*** Data to use ***
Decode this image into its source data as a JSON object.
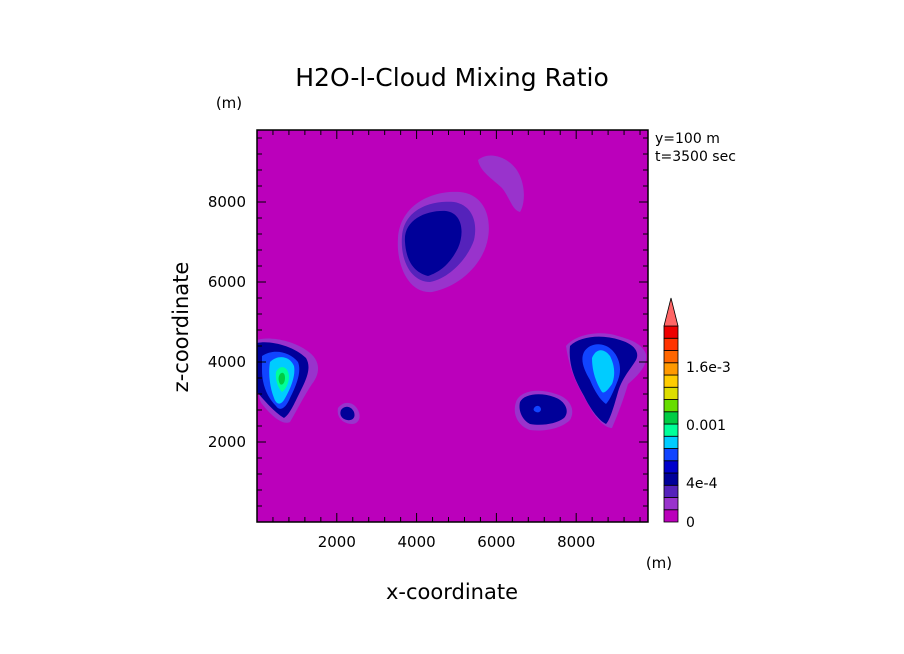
{
  "chart_data": {
    "type": "heatmap",
    "title": "H2O-l-Cloud Mixing Ratio",
    "xlabel": "x-coordinate",
    "ylabel": "z-coordinate",
    "x_unit": "(m)",
    "y_unit": "(m)",
    "xlim": [
      0,
      9800
    ],
    "ylim": [
      0,
      9800
    ],
    "x_ticks": [
      "2000",
      "4000",
      "6000",
      "8000"
    ],
    "y_ticks": [
      "2000",
      "4000",
      "6000",
      "8000"
    ],
    "annotations": [
      "y=100 m",
      "t=3500 sec"
    ],
    "colorbar": {
      "labels": [
        "0",
        "4e-4",
        "0.001",
        "1.6e-3"
      ],
      "levels": [
        0,
        0.0001,
        0.0002,
        0.0003,
        0.0004,
        0.0005,
        0.0006,
        0.0007,
        0.0008,
        0.0009,
        0.001,
        0.0011,
        0.0012,
        0.0013,
        0.0014,
        0.0015,
        0.0016,
        0.0017,
        0.0018
      ],
      "colors": [
        "#bb00bb",
        "#9933cc",
        "#5522bb",
        "#000099",
        "#0000cc",
        "#1144ff",
        "#00ccff",
        "#00ff99",
        "#00cc44",
        "#66dd00",
        "#dddd00",
        "#ffcc00",
        "#ff9900",
        "#ff6600",
        "#ff3300",
        "#ee0000",
        "#ff6666"
      ]
    },
    "features": [
      {
        "name": "upper-left cloud",
        "x": 4450,
        "z": 7100,
        "peak": 0.0003
      },
      {
        "name": "top arc",
        "x": 6200,
        "z": 8700,
        "peak": 0.0001
      },
      {
        "name": "left cloud",
        "x": 700,
        "z": 3700,
        "peak": 0.0008
      },
      {
        "name": "small left patch",
        "x": 2350,
        "z": 2800,
        "peak": 0.0002
      },
      {
        "name": "middle-right cloud",
        "x": 7100,
        "z": 2900,
        "peak": 0.0003
      },
      {
        "name": "right cloud",
        "x": 8800,
        "z": 3800,
        "peak": 0.0007
      }
    ]
  }
}
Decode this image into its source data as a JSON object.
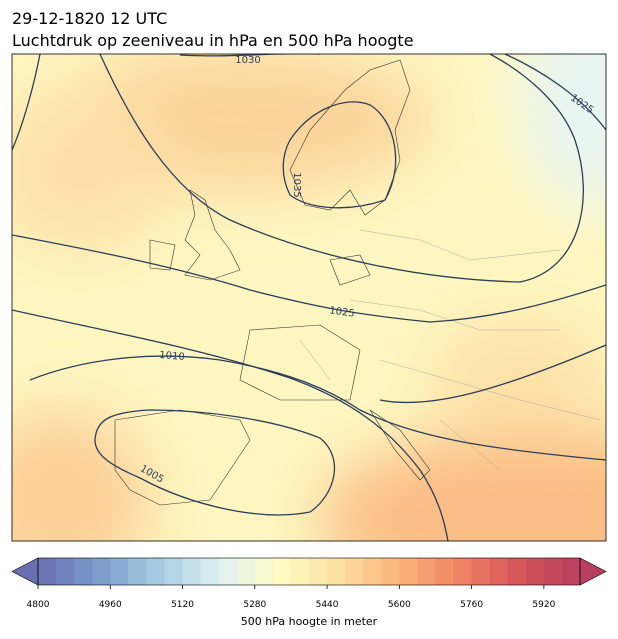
{
  "header": {
    "title": "29-12-1820 12 UTC",
    "subtitle": "Luchtdruk op zeeniveau in hPa en 500 hPa hoogte"
  },
  "map": {
    "contour_labels": [
      1030,
      1035,
      1025,
      1025,
      1010,
      1005
    ]
  },
  "colorbar": {
    "label": "500 hPa hoogte in meter",
    "lim": [
      4800,
      6000
    ],
    "ticks": [
      4800,
      4960,
      5120,
      5280,
      5440,
      5600,
      5760,
      5920
    ],
    "bins": 30,
    "colors": [
      "#6a6fb0",
      "#7b9ccc",
      "#a6cde2",
      "#dff0f2",
      "#fefbc4",
      "#fde0a0",
      "#fbb478",
      "#ef8463",
      "#d5545a",
      "#b8405e"
    ]
  }
}
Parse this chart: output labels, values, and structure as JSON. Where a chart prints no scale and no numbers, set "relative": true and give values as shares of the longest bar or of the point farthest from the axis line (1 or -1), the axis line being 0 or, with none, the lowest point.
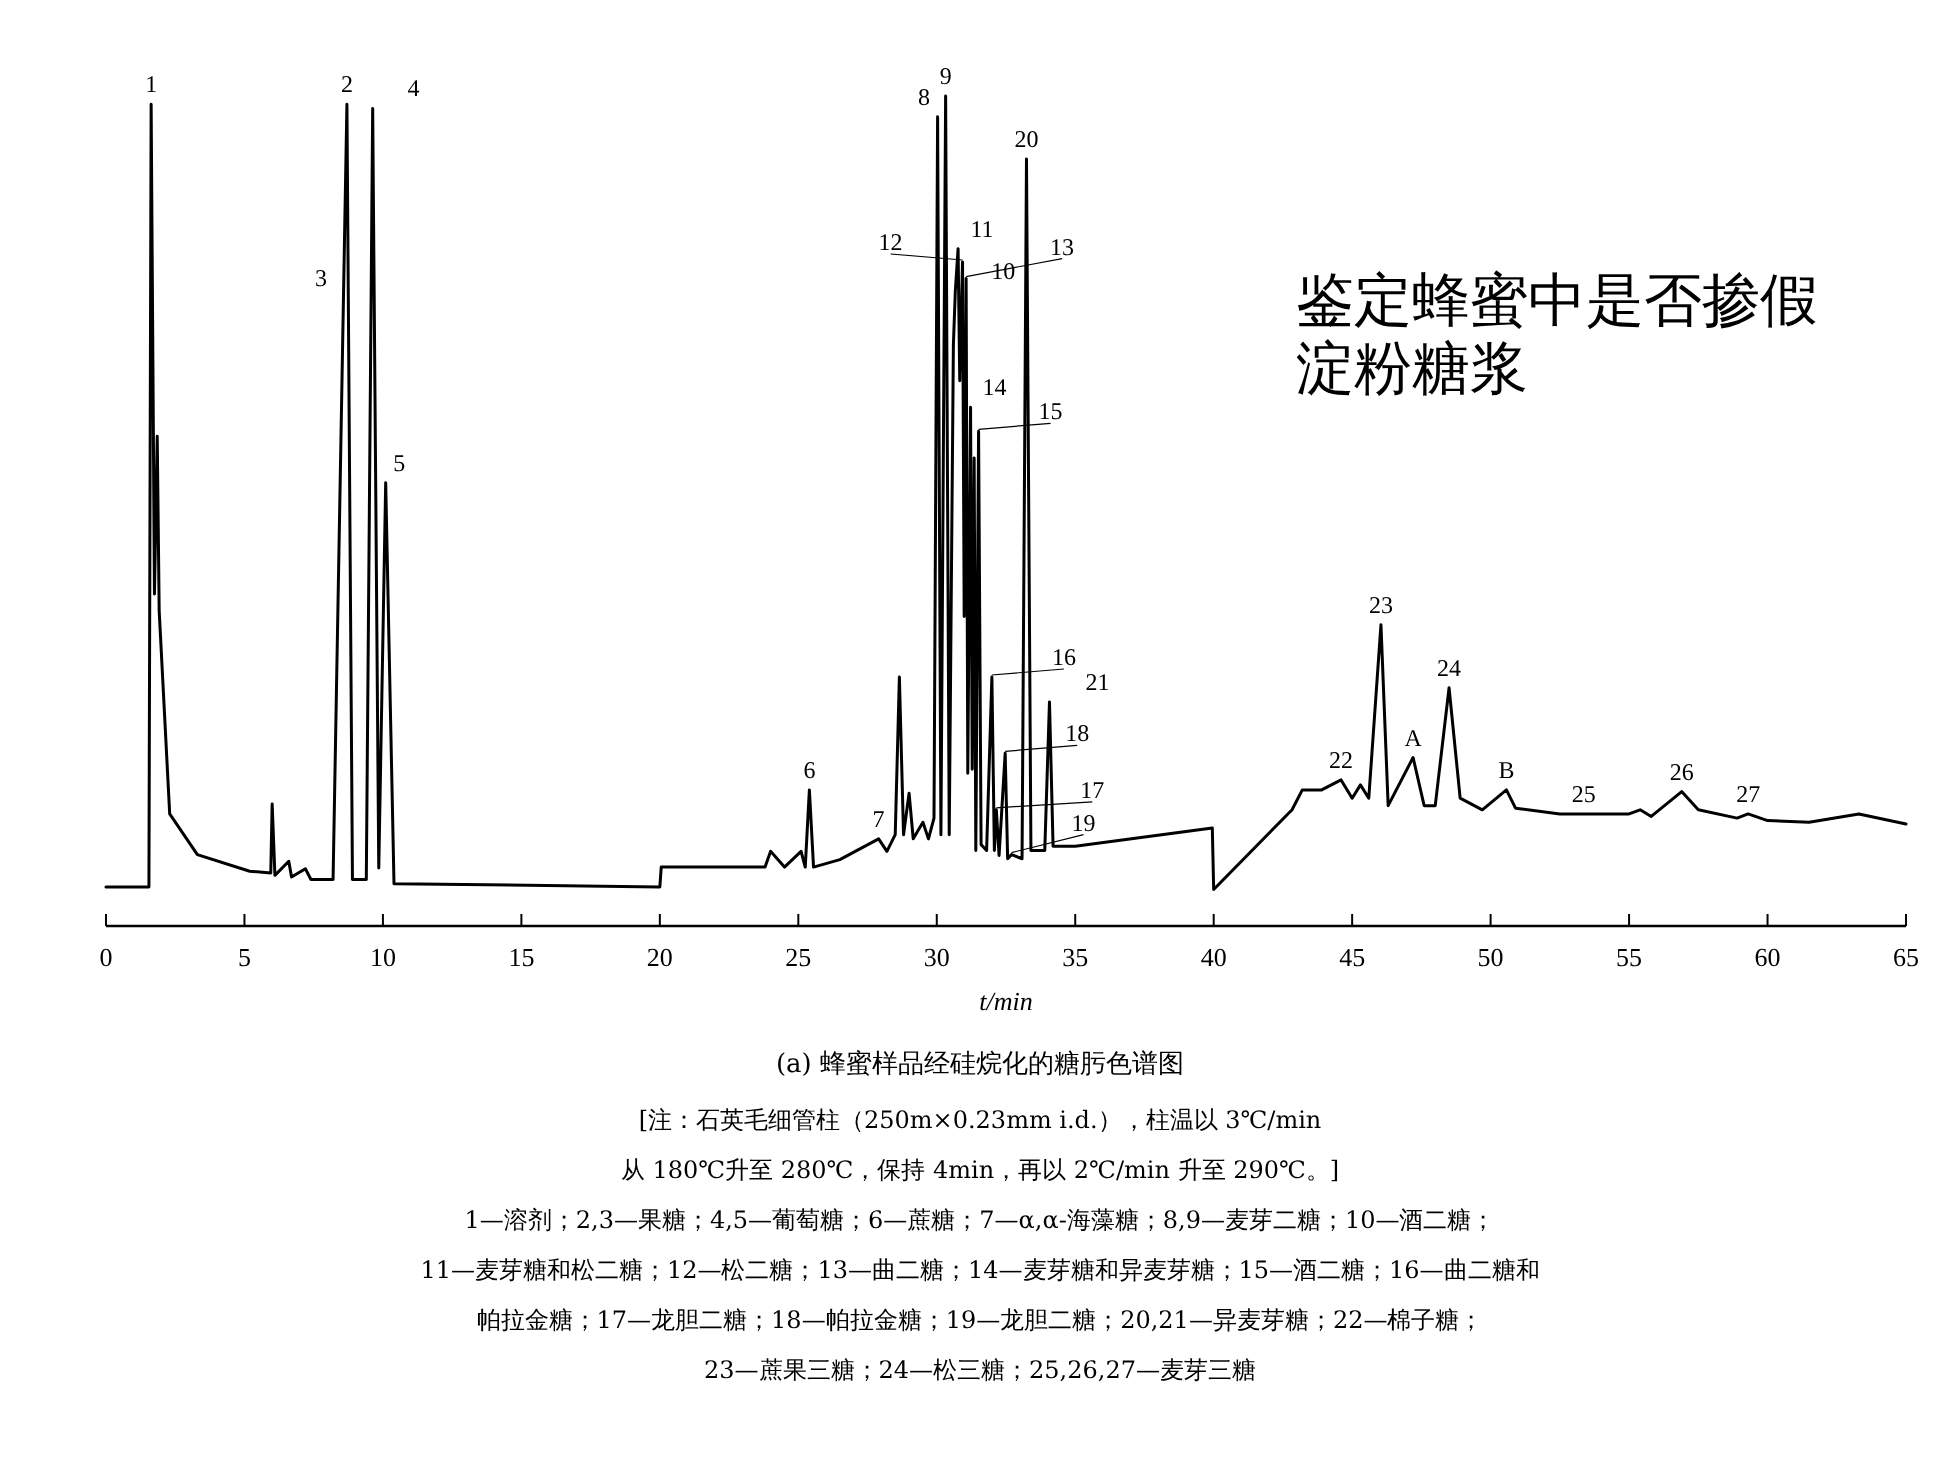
***
» **Requirement**: Report how many lines in this data include the string "coordinate", and nothing else.

» **Exercise output**: 2